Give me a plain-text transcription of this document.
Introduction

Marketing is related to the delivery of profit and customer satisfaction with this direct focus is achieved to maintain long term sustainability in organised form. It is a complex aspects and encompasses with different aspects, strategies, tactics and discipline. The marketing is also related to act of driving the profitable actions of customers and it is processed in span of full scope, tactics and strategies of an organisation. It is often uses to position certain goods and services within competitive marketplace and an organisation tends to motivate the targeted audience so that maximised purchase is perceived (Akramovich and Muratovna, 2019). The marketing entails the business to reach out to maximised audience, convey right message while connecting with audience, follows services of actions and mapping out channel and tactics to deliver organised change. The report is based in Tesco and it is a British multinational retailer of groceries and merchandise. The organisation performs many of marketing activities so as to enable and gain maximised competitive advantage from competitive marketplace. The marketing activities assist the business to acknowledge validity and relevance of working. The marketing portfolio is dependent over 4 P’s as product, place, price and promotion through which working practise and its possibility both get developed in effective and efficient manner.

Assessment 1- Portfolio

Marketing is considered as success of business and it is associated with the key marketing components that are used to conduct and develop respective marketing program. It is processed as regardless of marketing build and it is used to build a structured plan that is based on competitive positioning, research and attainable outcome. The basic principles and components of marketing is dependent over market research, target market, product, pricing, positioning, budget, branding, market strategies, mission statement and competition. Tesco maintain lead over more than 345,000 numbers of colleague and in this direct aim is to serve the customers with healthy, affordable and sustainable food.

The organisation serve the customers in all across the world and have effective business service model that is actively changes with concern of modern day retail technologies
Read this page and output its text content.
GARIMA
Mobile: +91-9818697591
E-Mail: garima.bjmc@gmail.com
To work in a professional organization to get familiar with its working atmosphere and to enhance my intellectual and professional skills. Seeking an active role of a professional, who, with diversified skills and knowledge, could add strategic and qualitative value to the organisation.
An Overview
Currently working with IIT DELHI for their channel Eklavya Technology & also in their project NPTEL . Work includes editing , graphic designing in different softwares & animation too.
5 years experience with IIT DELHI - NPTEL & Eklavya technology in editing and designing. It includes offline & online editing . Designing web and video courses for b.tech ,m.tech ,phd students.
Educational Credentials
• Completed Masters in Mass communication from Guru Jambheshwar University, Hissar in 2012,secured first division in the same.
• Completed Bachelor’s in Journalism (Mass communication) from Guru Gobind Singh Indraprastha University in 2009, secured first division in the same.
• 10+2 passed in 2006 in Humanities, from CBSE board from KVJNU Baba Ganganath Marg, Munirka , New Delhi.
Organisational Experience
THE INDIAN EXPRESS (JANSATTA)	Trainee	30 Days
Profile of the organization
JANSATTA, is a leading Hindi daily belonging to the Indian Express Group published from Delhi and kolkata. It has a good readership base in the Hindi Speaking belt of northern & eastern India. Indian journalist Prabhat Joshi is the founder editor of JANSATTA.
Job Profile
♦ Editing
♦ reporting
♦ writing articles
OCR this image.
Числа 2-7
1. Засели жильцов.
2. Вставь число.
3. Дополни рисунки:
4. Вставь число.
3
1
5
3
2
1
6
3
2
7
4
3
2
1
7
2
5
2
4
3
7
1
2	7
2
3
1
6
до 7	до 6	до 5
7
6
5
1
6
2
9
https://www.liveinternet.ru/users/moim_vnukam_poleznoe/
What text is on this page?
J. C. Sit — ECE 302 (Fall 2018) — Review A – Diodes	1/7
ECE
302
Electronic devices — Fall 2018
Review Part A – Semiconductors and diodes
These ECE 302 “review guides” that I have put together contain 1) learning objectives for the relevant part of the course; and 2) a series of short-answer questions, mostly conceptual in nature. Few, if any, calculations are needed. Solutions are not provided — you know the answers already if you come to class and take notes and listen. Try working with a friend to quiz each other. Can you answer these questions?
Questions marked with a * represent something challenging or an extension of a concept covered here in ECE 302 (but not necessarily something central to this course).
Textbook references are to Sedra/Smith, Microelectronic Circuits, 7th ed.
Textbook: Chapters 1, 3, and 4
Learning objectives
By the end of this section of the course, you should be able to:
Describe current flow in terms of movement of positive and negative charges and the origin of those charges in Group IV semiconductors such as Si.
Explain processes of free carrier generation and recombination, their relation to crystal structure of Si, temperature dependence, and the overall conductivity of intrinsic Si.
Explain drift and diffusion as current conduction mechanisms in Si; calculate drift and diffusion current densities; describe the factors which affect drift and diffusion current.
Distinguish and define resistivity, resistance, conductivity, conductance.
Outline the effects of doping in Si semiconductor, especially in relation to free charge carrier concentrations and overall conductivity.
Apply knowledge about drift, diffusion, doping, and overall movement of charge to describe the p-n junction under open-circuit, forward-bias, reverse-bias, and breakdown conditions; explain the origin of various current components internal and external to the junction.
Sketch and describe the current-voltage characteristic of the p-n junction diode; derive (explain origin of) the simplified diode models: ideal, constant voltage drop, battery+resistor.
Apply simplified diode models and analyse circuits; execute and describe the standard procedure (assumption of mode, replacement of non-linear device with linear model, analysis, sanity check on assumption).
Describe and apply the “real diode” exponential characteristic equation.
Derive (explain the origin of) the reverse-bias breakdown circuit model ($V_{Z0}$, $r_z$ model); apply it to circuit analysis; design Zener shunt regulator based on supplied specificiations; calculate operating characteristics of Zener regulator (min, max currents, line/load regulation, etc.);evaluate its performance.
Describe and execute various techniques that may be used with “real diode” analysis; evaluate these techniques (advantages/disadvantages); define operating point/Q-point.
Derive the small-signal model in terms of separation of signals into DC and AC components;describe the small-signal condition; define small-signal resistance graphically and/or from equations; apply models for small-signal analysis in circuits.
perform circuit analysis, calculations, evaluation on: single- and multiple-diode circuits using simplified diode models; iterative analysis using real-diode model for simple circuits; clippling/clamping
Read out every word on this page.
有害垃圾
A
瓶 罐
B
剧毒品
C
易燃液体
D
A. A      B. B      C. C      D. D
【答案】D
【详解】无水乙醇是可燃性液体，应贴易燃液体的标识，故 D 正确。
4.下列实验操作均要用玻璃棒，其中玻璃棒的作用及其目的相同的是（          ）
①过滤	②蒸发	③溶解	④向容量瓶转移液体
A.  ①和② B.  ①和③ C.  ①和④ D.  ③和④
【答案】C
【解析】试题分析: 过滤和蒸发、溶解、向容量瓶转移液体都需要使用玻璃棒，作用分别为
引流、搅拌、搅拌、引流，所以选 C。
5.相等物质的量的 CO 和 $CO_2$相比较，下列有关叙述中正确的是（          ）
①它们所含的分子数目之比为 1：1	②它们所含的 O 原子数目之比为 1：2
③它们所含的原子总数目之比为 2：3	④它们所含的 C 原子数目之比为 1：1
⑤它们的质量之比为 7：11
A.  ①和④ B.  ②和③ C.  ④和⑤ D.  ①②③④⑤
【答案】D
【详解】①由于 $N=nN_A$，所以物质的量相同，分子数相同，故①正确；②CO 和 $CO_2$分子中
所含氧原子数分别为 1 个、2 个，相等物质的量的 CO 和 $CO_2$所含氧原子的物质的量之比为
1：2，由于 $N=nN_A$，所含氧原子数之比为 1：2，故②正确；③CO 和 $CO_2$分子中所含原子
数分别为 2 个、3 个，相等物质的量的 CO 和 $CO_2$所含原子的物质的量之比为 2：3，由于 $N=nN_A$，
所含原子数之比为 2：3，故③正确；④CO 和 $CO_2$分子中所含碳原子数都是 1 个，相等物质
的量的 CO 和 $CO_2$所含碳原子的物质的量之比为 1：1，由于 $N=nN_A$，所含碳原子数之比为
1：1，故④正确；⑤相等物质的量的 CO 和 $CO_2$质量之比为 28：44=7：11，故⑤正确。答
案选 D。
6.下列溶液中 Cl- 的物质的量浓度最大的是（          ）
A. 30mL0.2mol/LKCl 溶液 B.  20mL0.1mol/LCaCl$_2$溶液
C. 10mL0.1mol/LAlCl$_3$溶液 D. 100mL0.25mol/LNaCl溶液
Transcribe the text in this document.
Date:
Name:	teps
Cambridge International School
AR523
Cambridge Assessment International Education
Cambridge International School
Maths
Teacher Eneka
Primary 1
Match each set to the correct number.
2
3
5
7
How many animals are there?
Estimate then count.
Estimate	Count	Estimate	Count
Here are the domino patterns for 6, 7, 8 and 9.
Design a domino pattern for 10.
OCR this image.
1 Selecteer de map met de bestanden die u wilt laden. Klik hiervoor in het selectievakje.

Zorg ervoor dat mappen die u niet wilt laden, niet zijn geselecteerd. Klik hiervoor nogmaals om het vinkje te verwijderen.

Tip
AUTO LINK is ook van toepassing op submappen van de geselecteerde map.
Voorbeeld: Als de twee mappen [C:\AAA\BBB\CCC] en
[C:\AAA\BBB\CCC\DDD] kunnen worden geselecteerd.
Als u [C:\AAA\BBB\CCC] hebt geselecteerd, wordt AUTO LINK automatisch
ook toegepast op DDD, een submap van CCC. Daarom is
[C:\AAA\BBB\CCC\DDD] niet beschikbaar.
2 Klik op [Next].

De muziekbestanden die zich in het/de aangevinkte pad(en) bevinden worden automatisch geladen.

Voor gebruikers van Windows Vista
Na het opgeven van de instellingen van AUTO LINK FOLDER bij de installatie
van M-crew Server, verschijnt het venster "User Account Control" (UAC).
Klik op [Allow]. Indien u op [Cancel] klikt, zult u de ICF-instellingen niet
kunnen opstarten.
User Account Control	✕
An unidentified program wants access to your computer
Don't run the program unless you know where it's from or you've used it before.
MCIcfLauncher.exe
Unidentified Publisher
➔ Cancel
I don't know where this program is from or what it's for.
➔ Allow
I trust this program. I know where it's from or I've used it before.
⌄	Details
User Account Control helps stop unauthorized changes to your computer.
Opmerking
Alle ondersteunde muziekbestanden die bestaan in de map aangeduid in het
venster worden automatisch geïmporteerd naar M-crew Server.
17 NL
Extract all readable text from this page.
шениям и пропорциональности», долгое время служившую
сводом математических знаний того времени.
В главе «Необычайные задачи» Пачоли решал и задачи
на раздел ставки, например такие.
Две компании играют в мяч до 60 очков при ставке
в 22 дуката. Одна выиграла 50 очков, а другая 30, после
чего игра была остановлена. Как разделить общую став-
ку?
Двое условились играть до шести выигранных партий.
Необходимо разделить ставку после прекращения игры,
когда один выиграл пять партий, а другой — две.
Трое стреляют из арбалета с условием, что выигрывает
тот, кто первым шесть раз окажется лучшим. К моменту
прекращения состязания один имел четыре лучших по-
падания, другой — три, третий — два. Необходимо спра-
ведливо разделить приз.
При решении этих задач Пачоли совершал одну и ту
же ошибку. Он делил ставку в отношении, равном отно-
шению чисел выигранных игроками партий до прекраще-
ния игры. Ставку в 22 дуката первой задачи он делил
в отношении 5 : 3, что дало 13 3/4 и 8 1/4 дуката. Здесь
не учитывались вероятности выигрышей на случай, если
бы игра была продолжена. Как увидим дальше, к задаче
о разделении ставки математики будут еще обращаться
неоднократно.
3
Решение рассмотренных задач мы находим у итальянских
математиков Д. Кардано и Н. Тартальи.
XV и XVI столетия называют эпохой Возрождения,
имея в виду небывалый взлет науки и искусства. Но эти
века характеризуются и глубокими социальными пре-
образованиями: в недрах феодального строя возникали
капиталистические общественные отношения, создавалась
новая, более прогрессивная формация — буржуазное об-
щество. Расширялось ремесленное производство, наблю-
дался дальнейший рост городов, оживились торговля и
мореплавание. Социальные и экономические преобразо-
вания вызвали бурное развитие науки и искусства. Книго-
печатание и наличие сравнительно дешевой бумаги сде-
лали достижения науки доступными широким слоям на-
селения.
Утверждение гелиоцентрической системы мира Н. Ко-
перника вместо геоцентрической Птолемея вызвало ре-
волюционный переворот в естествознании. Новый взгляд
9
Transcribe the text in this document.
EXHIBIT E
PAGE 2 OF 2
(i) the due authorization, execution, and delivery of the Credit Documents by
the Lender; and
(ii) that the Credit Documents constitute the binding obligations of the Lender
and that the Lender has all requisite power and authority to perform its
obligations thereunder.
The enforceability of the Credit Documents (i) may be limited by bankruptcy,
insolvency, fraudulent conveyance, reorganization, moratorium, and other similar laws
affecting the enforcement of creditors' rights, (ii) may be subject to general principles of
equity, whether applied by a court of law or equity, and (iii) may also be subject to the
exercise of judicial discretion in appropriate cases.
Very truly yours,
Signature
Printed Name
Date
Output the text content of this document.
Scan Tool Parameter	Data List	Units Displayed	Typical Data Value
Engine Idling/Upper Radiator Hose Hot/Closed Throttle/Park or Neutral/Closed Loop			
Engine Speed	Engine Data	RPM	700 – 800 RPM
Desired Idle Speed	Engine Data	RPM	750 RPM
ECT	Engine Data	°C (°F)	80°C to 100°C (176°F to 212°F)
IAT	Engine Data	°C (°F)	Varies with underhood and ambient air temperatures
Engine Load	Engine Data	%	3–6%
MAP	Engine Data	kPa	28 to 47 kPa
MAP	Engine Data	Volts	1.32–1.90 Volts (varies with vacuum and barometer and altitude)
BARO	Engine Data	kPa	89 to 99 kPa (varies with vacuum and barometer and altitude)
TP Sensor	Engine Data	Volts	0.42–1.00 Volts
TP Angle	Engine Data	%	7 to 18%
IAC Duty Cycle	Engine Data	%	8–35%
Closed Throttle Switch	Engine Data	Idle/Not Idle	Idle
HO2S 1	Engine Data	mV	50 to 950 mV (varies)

****************************************

> _Problem_
Filter lines by "doping" and return each hit.

> _The result_
Outline the effects of doping in Si semiconductor, especially in relation to free charge carrier concentrations and overall conductivity.
Apply knowledge about drift, diffusion, doping, and overall movement of charge to describe the p-n junction under open-circuit, forward-bias, reverse-bias, and breakdown conditions; explain the origin of various current components internal and external to the junction.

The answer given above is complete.